PROMPT
Could you copy out every line of the data below character for character, without changing or leaving out anything?

======== DATA SUPPLIED

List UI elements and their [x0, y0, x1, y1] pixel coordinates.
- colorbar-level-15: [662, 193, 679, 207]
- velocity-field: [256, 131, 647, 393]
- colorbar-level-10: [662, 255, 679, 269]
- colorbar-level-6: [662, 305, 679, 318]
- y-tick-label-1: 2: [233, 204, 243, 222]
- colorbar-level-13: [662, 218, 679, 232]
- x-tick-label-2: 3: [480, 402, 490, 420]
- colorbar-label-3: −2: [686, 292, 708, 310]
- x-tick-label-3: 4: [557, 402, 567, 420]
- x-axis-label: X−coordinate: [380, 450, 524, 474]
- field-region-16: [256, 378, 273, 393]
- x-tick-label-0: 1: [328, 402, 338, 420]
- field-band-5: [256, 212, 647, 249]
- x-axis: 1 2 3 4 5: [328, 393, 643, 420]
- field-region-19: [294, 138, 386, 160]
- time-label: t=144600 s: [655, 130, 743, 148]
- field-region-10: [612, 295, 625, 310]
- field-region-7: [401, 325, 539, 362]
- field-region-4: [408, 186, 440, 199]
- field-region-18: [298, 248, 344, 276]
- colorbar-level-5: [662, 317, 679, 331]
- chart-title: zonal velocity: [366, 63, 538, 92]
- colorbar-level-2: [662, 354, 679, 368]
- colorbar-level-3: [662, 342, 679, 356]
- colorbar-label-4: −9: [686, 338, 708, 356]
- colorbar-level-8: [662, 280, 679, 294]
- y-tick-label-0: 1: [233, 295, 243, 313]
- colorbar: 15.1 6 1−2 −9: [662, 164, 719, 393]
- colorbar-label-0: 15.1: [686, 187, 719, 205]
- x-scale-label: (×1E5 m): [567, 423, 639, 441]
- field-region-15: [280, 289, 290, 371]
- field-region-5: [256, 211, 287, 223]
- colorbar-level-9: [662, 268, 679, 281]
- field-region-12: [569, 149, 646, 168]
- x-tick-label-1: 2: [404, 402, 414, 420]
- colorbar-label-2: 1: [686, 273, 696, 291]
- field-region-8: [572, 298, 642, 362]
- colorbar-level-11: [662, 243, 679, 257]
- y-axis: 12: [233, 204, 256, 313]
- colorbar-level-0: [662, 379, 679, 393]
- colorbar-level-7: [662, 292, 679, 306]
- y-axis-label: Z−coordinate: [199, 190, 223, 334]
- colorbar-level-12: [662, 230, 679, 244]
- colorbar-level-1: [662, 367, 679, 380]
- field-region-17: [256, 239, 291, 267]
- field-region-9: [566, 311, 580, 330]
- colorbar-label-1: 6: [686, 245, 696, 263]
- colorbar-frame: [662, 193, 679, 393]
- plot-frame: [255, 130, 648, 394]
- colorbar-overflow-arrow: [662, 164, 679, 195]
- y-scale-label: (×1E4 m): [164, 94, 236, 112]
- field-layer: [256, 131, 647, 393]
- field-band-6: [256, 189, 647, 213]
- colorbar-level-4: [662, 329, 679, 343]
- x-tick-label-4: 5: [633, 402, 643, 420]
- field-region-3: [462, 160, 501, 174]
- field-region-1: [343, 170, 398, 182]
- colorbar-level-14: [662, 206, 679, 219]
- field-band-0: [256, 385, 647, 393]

================

SOLUTION TO THIS EXERCISE
List UI elements and their [x0, y0, x1, y1] pixel coordinates.
- colorbar-level-15: [662, 193, 679, 207]
- velocity-field: [256, 131, 647, 393]
- colorbar-level-10: [662, 255, 679, 269]
- colorbar-level-6: [662, 305, 679, 318]
- y-tick-label-1: 2: [233, 204, 243, 222]
- colorbar-level-13: [662, 218, 679, 232]
- x-tick-label-2: 3: [480, 402, 490, 420]
- colorbar-label-3: −2: [686, 292, 708, 310]
- x-tick-label-3: 4: [557, 402, 567, 420]
- x-axis-label: X−coordinate: [380, 450, 524, 474]
- field-region-16: [256, 378, 273, 393]
- x-tick-label-0: 1: [328, 402, 338, 420]
- field-band-5: [256, 212, 647, 249]
- x-axis: 1 2 3 4 5: [328, 393, 643, 420]
- field-region-19: [294, 138, 386, 160]
- time-label: t=144600 s: [655, 130, 743, 148]
- field-region-10: [612, 295, 625, 310]
- field-region-7: [401, 325, 539, 362]
- field-region-4: [408, 186, 440, 199]
- field-region-18: [298, 248, 344, 276]
- colorbar-level-5: [662, 317, 679, 331]
- chart-title: zonal velocity: [366, 63, 538, 92]
- colorbar-level-2: [662, 354, 679, 368]
- colorbar-level-3: [662, 342, 679, 356]
- colorbar-label-4: −9: [686, 338, 708, 356]
- colorbar-level-8: [662, 280, 679, 294]
- y-tick-label-0: 1: [233, 295, 243, 313]
- colorbar: 15.1 6 1−2 −9: [662, 164, 719, 393]
- colorbar-label-0: 15.1: [686, 187, 719, 205]
- x-scale-label: (×1E5 m): [567, 423, 639, 441]
- field-region-15: [280, 289, 290, 371]
- field-region-5: [256, 211, 287, 223]
- colorbar-level-9: [662, 268, 679, 281]
- field-region-12: [569, 149, 646, 168]
- x-tick-label-1: 2: [404, 402, 414, 420]
- colorbar-label-2: 1: [686, 273, 696, 291]
- field-region-8: [572, 298, 642, 362]
- colorbar-level-11: [662, 243, 679, 257]
- y-axis: 12: [233, 204, 256, 313]
- colorbar-level-0: [662, 379, 679, 393]
- colorbar-level-7: [662, 292, 679, 306]
- y-axis-label: Z−coordinate: [199, 190, 223, 334]
- colorbar-level-12: [662, 230, 679, 244]
- colorbar-level-1: [662, 367, 679, 380]
- field-region-17: [256, 239, 291, 267]
- field-region-9: [566, 311, 580, 330]
- colorbar-label-1: 6: [686, 245, 696, 263]
- colorbar-frame: [662, 193, 679, 393]
- plot-frame: [255, 130, 648, 394]
- colorbar-overflow-arrow: [662, 164, 679, 195]
- y-scale-label: (×1E4 m): [164, 94, 236, 112]
- field-layer: [256, 131, 647, 393]
- field-band-6: [256, 189, 647, 213]
- colorbar-level-4: [662, 329, 679, 343]
- x-tick-label-4: 5: [633, 402, 643, 420]
- field-region-3: [462, 160, 501, 174]
- field-region-1: [343, 170, 398, 182]
- colorbar-level-14: [662, 206, 679, 219]
- field-band-0: [256, 385, 647, 393]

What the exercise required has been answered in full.